Figure record extracts:
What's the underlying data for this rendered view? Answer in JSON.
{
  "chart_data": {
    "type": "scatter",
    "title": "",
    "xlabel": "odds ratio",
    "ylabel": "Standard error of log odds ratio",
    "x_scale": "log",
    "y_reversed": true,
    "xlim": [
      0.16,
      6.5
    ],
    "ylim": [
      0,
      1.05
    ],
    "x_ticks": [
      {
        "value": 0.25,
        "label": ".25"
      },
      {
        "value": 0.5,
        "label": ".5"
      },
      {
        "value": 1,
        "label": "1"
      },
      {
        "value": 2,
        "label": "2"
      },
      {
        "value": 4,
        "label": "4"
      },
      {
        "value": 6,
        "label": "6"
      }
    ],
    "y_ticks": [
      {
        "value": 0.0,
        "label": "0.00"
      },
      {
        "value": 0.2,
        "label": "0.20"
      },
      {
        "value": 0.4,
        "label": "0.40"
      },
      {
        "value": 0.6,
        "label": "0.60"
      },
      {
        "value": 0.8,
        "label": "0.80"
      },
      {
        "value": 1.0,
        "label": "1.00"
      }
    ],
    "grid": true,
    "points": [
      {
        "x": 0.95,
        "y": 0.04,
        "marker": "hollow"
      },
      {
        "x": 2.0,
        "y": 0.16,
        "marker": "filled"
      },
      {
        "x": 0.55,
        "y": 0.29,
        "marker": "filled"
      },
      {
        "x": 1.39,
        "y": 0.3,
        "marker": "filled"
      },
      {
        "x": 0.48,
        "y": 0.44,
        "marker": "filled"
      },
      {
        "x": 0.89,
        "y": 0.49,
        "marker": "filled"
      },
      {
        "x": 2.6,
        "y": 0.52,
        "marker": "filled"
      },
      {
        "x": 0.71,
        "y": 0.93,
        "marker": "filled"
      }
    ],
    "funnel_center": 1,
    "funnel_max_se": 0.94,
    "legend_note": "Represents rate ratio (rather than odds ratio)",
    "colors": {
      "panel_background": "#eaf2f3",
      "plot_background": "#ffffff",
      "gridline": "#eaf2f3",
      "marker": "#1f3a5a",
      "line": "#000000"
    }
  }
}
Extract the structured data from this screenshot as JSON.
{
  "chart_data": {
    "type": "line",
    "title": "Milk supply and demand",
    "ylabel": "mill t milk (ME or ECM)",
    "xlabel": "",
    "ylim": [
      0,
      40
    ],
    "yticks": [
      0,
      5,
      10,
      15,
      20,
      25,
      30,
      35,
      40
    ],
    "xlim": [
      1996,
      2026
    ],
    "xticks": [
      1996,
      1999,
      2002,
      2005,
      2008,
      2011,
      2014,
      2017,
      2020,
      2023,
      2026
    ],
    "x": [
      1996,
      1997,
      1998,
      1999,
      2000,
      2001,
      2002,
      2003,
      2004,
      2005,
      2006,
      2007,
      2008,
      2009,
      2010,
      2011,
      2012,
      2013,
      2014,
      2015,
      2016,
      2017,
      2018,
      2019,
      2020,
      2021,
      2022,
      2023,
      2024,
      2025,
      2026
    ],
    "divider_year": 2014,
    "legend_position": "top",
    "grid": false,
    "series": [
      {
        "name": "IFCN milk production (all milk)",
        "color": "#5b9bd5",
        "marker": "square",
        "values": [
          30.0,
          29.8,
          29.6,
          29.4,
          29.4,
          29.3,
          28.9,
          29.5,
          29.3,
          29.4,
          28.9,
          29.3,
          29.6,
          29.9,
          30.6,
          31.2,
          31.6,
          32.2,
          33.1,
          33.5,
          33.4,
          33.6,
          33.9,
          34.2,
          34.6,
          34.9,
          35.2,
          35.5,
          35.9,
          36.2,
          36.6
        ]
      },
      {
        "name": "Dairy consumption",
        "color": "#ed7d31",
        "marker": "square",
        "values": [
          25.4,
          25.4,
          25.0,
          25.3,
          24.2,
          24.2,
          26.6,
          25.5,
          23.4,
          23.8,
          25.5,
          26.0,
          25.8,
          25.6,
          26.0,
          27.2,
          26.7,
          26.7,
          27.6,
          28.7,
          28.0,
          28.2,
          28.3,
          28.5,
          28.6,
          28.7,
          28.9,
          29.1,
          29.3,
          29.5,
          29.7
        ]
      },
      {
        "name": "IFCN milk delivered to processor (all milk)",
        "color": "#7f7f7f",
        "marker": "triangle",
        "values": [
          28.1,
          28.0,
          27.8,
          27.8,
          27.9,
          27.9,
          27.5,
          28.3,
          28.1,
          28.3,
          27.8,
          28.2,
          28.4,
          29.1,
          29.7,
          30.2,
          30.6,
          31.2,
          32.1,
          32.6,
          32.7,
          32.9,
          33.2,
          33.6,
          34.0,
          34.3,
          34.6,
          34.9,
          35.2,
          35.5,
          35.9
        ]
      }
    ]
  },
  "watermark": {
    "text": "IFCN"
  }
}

▸ Given request: Output the records exactly, including every line.

▸ Answer to this task:
What's the underlying data for this rendered view? Answer in JSON.
{
  "chart_data": {
    "type": "scatter",
    "title": "",
    "xlabel": "odds ratio",
    "ylabel": "Standard error of log odds ratio",
    "x_scale": "log",
    "y_reversed": true,
    "xlim": [
      0.16,
      6.5
    ],
    "ylim": [
      0,
      1.05
    ],
    "x_ticks": [
      {
        "value": 0.25,
        "label": ".25"
      },
      {
        "value": 0.5,
        "label": ".5"
      },
      {
        "value": 1,
        "label": "1"
      },
      {
        "value": 2,
        "label": "2"
      },
      {
        "value": 4,
        "label": "4"
      },
      {
        "value": 6,
        "label": "6"
      }
    ],
    "y_ticks": [
      {
        "value": 0.0,
        "label": "0.00"
      },
      {
        "value": 0.2,
        "label": "0.20"
      },
      {
        "value": 0.4,
        "label": "0.40"
      },
      {
        "value": 0.6,
        "label": "0.60"
      },
      {
        "value": 0.8,
        "label": "0.80"
      },
      {
        "value": 1.0,
        "label": "1.00"
      }
    ],
    "grid": true,
    "points": [
      {
        "x": 0.95,
        "y": 0.04,
        "marker": "hollow"
      },
      {
        "x": 2.0,
        "y": 0.16,
        "marker": "filled"
      },
      {
        "x": 0.55,
        "y": 0.29,
        "marker": "filled"
      },
      {
        "x": 1.39,
        "y": 0.3,
        "marker": "filled"
      },
      {
        "x": 0.48,
        "y": 0.44,
        "marker": "filled"
      },
      {
        "x": 0.89,
        "y": 0.49,
        "marker": "filled"
      },
      {
        "x": 2.6,
        "y": 0.52,
        "marker": "filled"
      },
      {
        "x": 0.71,
        "y": 0.93,
        "marker": "filled"
      }
    ],
    "funnel_center": 1,
    "funnel_max_se": 0.94,
    "legend_note": "Represents rate ratio (rather than odds ratio)",
    "colors": {
      "panel_background": "#eaf2f3",
      "plot_background": "#ffffff",
      "gridline": "#eaf2f3",
      "marker": "#1f3a5a",
      "line": "#000000"
    }
  }
}
Extract the structured data from this screenshot as JSON.
{
  "chart_data": {
    "type": "line",
    "title": "Milk supply and demand",
    "ylabel": "mill t milk (ME or ECM)",
    "xlabel": "",
    "ylim": [
      0,
      40
    ],
    "yticks": [
      0,
      5,
      10,
      15,
      20,
      25,
      30,
      35,
      40
    ],
    "xlim": [
      1996,
      2026
    ],
    "xticks": [
      1996,
      1999,
      2002,
      2005,
      2008,
      2011,
      2014,
      2017,
      2020,
      2023,
      2026
    ],
    "x": [
      1996,
      1997,
      1998,
      1999,
      2000,
      2001,
      2002,
      2003,
      2004,
      2005,
      2006,
      2007,
      2008,
      2009,
      2010,
      2011,
      2012,
      2013,
      2014,
      2015,
      2016,
      2017,
      2018,
      2019,
      2020,
      2021,
      2022,
      2023,
      2024,
      2025,
      2026
    ],
    "divider_year": 2014,
    "legend_position": "top",
    "grid": false,
    "series": [
      {
        "name": "IFCN milk production (all milk)",
        "color": "#5b9bd5",
        "marker": "square",
        "values": [
          30.0,
          29.8,
          29.6,
          29.4,
          29.4,
          29.3,
          28.9,
          29.5,
          29.3,
          29.4,
          28.9,
          29.3,
          29.6,
          29.9,
          30.6,
          31.2,
          31.6,
          32.2,
          33.1,
          33.5,
          33.4,
          33.6,
          33.9,
          34.2,
          34.6,
          34.9,
          35.2,
          35.5,
          35.9,
          36.2,
          36.6
        ]
      },
      {
        "name": "Dairy consumption",
        "color": "#ed7d31",
        "marker": "square",
        "values": [
          25.4,
          25.4,
          25.0,
          25.3,
          24.2,
          24.2,
          26.6,
          25.5,
          23.4,
          23.8,
          25.5,
          26.0,
          25.8,
          25.6,
          26.0,
          27.2,
          26.7,
          26.7,
          27.6,
          28.7,
          28.0,
          28.2,
          28.3,
          28.5,
          28.6,
          28.7,
          28.9,
          29.1,
          29.3,
          29.5,
          29.7
        ]
      },
      {
        "name": "IFCN milk delivered to processor (all milk)",
        "color": "#7f7f7f",
        "marker": "triangle",
        "values": [
          28.1,
          28.0,
          27.8,
          27.8,
          27.9,
          27.9,
          27.5,
          28.3,
          28.1,
          28.3,
          27.8,
          28.2,
          28.4,
          29.1,
          29.7,
          30.2,
          30.6,
          31.2,
          32.1,
          32.6,
          32.7,
          32.9,
          33.2,
          33.6,
          34.0,
          34.3,
          34.6,
          34.9,
          35.2,
          35.5,
          35.9
        ]
      }
    ]
  },
  "watermark": {
    "text": "IFCN"
  }
}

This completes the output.